→ Set exercise:
In the data that follows, count each line holding the string "Physical"; answer with the number only.

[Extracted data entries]
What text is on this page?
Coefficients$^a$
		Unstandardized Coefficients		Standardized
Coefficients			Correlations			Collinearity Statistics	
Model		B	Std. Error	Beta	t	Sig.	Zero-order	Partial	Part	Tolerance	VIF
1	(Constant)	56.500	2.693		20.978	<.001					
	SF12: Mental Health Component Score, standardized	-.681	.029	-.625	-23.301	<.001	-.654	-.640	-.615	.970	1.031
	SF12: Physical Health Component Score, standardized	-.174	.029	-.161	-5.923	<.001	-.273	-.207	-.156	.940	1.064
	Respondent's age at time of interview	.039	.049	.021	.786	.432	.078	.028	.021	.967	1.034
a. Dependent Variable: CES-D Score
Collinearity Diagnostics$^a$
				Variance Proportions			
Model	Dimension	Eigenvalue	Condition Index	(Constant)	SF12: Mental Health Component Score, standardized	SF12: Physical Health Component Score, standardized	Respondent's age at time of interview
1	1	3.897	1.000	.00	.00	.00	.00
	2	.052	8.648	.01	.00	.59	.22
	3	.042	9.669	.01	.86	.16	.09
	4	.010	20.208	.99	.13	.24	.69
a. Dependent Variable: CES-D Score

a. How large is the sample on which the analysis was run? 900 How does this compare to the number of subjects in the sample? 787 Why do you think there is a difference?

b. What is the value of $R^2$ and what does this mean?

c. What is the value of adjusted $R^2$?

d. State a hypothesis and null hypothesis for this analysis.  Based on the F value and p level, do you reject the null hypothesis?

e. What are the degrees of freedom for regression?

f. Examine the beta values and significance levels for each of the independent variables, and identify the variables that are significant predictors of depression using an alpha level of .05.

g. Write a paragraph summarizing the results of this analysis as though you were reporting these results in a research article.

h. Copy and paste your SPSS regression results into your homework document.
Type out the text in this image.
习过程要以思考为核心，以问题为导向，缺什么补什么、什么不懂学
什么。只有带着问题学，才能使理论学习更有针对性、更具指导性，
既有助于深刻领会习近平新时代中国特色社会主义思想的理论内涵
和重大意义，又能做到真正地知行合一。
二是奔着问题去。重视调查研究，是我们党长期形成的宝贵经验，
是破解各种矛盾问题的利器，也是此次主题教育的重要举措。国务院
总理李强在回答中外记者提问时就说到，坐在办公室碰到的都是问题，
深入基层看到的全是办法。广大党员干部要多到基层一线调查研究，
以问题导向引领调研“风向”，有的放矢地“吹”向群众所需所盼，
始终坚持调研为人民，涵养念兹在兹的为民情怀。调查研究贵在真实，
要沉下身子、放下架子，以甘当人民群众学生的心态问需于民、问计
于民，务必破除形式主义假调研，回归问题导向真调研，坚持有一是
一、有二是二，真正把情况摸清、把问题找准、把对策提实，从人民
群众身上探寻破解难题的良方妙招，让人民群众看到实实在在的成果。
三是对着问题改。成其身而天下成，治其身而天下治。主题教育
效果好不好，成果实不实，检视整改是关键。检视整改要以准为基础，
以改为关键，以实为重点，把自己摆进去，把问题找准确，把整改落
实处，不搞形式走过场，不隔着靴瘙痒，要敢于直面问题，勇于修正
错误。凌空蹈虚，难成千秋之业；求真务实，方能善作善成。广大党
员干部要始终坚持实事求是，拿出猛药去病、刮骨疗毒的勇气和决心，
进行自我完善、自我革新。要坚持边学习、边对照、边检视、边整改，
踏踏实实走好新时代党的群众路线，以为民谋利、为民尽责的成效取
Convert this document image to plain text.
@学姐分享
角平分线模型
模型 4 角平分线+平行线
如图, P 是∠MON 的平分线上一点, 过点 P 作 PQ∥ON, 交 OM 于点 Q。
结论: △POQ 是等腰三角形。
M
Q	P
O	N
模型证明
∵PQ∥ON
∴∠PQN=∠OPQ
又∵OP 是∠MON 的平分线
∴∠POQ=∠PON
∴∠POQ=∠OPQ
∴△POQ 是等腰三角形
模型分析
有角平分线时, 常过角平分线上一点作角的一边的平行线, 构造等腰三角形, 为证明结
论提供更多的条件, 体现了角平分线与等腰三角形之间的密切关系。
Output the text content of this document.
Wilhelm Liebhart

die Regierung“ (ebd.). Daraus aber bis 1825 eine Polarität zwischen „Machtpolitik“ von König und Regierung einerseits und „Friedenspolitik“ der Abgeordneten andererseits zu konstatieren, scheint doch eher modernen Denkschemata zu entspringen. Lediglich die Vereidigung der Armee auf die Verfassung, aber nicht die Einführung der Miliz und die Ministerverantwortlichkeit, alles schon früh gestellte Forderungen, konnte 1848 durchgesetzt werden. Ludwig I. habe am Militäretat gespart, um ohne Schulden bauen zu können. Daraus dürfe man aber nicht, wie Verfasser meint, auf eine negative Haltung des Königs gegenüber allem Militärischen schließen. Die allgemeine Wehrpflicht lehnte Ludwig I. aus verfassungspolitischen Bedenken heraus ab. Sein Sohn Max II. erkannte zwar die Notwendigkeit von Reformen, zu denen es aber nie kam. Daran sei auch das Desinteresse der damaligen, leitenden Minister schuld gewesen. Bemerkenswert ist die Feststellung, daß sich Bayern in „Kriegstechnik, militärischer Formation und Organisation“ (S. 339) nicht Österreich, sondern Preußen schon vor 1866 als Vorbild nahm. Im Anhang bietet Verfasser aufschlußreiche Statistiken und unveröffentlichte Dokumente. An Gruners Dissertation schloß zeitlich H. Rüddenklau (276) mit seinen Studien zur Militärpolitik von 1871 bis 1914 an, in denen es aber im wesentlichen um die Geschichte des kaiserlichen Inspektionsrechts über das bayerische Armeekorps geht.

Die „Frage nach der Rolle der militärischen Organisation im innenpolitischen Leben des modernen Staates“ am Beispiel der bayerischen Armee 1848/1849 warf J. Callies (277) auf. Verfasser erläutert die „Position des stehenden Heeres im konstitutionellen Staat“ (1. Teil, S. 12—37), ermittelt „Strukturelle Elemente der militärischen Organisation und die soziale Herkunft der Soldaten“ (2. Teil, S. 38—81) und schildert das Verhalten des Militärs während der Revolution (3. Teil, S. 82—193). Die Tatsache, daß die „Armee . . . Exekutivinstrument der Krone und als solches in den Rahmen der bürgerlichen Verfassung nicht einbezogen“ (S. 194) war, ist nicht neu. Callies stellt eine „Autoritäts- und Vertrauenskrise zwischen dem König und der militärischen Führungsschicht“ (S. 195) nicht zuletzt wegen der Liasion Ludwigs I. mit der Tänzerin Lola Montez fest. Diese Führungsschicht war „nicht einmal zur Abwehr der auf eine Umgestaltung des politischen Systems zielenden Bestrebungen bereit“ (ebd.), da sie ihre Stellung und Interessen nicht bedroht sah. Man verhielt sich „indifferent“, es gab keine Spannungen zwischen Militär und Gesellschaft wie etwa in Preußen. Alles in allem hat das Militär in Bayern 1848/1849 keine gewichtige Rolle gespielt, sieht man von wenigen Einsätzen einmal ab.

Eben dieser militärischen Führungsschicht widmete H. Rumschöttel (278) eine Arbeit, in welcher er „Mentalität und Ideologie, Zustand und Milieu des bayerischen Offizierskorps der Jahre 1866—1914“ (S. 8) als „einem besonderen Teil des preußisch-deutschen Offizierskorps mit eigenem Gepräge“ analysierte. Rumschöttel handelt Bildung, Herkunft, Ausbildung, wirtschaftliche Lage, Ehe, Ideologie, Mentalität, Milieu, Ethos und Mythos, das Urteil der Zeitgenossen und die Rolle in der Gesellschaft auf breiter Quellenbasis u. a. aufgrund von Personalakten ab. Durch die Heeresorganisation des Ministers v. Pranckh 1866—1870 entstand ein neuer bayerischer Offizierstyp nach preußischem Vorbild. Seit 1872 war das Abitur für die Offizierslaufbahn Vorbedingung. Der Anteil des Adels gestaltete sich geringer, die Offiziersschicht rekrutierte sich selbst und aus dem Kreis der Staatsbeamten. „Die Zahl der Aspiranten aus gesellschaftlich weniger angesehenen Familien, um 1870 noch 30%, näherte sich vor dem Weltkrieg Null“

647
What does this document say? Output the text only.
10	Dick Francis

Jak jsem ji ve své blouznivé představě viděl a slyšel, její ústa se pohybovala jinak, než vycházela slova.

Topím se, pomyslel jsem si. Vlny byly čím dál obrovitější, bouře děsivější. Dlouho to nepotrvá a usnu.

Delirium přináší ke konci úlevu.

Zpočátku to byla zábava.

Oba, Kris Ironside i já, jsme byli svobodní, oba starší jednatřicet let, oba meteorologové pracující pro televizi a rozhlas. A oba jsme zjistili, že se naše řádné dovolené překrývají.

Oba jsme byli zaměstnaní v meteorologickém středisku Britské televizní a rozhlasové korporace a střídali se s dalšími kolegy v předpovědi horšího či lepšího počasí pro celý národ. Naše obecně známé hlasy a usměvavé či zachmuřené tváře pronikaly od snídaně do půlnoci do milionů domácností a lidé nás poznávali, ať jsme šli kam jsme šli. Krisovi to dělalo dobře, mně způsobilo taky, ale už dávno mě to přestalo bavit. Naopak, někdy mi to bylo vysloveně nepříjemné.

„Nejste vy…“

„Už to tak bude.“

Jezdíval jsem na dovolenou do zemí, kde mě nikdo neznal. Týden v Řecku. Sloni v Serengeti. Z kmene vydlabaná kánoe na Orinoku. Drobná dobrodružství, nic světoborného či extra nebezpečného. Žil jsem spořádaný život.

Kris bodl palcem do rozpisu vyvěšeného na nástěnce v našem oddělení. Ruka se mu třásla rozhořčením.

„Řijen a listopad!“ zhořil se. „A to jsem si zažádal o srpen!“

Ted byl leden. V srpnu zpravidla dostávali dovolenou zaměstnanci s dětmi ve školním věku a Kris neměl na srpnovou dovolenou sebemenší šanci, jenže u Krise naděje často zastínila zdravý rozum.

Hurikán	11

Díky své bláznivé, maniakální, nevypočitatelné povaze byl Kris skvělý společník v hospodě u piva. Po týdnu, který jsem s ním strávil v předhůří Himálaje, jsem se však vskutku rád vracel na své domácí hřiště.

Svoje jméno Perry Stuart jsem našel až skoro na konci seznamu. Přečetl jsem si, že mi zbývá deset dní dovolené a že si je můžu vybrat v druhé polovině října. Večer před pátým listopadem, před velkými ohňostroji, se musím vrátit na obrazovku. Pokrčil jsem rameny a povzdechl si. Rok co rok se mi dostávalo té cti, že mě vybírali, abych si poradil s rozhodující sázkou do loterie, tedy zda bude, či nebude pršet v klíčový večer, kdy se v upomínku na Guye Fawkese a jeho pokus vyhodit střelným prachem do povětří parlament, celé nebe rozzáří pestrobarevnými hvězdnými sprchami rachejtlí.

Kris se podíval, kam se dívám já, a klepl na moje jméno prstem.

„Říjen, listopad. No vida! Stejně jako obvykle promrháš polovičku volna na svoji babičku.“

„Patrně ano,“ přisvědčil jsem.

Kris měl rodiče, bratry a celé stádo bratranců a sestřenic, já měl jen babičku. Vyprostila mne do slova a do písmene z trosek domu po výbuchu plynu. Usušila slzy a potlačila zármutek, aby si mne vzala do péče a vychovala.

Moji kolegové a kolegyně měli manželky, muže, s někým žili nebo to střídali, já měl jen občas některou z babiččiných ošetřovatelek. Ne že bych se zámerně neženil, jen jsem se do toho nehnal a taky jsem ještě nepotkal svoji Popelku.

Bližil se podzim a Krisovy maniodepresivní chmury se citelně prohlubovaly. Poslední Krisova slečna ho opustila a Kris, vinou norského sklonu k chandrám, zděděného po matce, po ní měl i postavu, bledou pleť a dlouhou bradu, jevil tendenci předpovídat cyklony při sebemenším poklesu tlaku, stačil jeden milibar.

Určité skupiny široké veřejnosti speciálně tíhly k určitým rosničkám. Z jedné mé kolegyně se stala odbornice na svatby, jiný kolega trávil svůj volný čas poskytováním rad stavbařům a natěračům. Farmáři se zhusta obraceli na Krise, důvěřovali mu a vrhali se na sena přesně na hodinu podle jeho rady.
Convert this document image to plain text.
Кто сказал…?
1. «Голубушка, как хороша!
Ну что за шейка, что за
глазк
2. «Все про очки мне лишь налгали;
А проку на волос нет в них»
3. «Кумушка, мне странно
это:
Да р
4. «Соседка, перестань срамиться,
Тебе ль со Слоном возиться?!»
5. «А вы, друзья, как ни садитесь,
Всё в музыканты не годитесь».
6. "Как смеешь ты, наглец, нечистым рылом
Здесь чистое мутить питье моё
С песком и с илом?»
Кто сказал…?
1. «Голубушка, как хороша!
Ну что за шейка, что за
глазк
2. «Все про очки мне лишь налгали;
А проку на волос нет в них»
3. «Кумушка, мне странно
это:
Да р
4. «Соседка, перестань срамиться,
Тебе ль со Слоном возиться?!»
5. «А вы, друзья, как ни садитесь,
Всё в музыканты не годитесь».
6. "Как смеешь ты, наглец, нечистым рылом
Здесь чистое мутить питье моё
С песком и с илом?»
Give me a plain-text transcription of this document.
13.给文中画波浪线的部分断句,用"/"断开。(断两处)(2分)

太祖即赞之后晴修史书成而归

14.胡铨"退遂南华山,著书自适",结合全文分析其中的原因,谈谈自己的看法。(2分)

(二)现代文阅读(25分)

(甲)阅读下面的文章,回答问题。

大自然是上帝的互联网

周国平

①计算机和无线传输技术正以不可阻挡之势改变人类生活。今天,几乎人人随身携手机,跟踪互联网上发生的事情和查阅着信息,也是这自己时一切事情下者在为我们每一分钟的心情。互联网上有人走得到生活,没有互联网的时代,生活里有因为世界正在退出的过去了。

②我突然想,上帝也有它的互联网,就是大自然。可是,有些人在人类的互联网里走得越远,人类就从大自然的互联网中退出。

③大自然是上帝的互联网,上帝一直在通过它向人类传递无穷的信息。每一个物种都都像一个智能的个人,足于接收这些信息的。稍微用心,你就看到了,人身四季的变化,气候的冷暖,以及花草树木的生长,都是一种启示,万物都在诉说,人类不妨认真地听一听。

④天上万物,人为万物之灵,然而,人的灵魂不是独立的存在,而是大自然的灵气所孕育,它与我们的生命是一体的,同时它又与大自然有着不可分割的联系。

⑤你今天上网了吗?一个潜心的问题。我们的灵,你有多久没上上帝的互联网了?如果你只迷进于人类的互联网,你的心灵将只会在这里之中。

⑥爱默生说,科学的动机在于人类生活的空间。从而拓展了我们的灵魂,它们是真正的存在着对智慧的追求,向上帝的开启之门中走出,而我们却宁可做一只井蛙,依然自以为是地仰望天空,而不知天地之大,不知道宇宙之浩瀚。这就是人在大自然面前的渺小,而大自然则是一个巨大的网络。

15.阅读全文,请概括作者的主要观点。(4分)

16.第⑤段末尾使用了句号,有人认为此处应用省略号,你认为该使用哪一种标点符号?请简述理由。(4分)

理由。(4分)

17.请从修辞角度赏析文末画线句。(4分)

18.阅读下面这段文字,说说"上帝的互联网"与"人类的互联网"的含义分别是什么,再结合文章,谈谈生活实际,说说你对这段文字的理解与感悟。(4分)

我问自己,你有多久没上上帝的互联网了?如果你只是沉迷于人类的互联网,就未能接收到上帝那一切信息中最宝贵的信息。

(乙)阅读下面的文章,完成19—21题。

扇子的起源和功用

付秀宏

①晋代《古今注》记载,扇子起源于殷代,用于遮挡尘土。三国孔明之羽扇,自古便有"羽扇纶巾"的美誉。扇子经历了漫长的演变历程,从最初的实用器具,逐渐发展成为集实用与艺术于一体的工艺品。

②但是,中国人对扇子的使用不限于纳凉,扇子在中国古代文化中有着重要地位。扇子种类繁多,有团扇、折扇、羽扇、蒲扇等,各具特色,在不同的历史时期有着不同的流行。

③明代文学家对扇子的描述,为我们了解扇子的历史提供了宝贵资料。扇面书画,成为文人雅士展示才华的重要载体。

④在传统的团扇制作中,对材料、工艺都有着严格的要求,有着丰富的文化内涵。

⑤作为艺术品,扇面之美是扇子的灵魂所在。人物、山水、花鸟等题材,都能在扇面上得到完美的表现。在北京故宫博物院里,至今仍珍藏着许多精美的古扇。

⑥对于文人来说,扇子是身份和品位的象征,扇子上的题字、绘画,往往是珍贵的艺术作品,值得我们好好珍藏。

→ Task result:
2